## [The input]
####

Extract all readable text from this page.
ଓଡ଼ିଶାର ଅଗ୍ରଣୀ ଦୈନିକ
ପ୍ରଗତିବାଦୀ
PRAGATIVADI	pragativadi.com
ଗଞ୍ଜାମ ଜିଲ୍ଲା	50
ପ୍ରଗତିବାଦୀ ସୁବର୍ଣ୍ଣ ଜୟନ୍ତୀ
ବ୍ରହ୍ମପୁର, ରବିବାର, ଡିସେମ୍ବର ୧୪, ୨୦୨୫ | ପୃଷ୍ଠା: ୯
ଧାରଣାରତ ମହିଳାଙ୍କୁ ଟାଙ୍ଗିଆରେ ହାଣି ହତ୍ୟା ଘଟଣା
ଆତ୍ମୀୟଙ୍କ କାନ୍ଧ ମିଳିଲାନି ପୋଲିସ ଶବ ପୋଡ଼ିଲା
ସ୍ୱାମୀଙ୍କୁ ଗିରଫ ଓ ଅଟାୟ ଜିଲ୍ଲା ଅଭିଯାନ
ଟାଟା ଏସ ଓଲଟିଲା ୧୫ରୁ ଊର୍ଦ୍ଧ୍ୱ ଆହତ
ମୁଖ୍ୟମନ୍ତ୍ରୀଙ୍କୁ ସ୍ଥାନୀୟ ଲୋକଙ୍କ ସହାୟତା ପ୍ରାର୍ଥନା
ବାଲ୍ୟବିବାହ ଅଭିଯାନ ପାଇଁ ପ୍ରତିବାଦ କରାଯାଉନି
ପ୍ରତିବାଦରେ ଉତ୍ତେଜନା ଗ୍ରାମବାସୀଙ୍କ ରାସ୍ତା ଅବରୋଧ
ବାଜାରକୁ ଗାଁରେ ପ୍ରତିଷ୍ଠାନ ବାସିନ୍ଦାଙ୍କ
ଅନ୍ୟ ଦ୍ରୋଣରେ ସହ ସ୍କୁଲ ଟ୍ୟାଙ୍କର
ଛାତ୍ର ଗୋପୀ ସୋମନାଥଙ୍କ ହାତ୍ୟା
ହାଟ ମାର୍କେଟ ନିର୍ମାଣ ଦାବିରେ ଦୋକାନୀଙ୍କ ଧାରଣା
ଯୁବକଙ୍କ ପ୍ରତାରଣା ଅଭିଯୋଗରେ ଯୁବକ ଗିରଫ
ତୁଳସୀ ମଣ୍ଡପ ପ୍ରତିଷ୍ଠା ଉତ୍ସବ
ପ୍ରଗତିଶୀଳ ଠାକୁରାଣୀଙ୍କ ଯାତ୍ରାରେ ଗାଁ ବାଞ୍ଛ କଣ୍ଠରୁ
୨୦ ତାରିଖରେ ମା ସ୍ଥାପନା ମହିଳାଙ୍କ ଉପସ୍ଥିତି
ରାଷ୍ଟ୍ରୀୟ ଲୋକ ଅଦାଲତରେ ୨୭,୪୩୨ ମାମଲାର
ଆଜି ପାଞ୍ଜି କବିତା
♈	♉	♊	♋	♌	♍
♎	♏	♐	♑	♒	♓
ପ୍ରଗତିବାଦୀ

####

## [Your goal]
Word for word, restate all of the data shown above.

## [Task output]
Extract all readable text from this page.
ଓଡ଼ିଶାର ଅଗ୍ରଣୀ ଦୈନିକ
ପ୍ରଗତିବାଦୀ
PRAGATIVADI	pragativadi.com
ଗଞ୍ଜାମ ଜିଲ୍ଲା	50
ପ୍ରଗତିବାଦୀ ସୁବର୍ଣ୍ଣ ଜୟନ୍ତୀ
ବ୍ରହ୍ମପୁର, ରବିବାର, ଡିସେମ୍ବର ୧୪, ୨୦୨୫ | ପୃଷ୍ଠା: ୯
ଧାରଣାରତ ମହିଳାଙ୍କୁ ଟାଙ୍ଗିଆରେ ହାଣି ହତ୍ୟା ଘଟଣା
ଆତ୍ମୀୟଙ୍କ କାନ୍ଧ ମିଳିଲାନି ପୋଲିସ ଶବ ପୋଡ଼ିଲା
ସ୍ୱାମୀଙ୍କୁ ଗିରଫ ଓ ଅଟାୟ ଜିଲ୍ଲା ଅଭିଯାନ
ଟାଟା ଏସ ଓଲଟିଲା ୧୫ରୁ ଊର୍ଦ୍ଧ୍ୱ ଆହତ
ମୁଖ୍ୟମନ୍ତ୍ରୀଙ୍କୁ ସ୍ଥାନୀୟ ଲୋକଙ୍କ ସହାୟତା ପ୍ରାର୍ଥନା
ବାଲ୍ୟବିବାହ ଅଭିଯାନ ପାଇଁ ପ୍ରତିବାଦ କରାଯାଉନି
ପ୍ରତିବାଦରେ ଉତ୍ତେଜନା ଗ୍ରାମବାସୀଙ୍କ ରାସ୍ତା ଅବରୋଧ
ବାଜାରକୁ ଗାଁରେ ପ୍ରତିଷ୍ଠାନ ବାସିନ୍ଦାଙ୍କ
ଅନ୍ୟ ଦ୍ରୋଣରେ ସହ ସ୍କୁଲ ଟ୍ୟାଙ୍କର
ଛାତ୍ର ଗୋପୀ ସୋମନାଥଙ୍କ ହାତ୍ୟା
ହାଟ ମାର୍କେଟ ନିର୍ମାଣ ଦାବିରେ ଦୋକାନୀଙ୍କ ଧାରଣା
ଯୁବକଙ୍କ ପ୍ରତାରଣା ଅଭିଯୋଗରେ ଯୁବକ ଗିରଫ
ତୁଳସୀ ମଣ୍ଡପ ପ୍ରତିଷ୍ଠା ଉତ୍ସବ
ପ୍ରଗତିଶୀଳ ଠାକୁରାଣୀଙ୍କ ଯାତ୍ରାରେ ଗାଁ ବାଞ୍ଛ କଣ୍ଠରୁ
୨୦ ତାରିଖରେ ମା ସ୍ଥାପନା ମହିଳାଙ୍କ ଉପସ୍ଥିତି
ରାଷ୍ଟ୍ରୀୟ ଲୋକ ଅଦାଲତରେ ୨୭,୪୩୨ ମାମଲାର
ଆଜି ପାଞ୍ଜି କବିତା
♈	♉	♊	♋	♌	♍
♎	♏	♐	♑	♒	♓
ପ୍ରଗତିବାଦୀ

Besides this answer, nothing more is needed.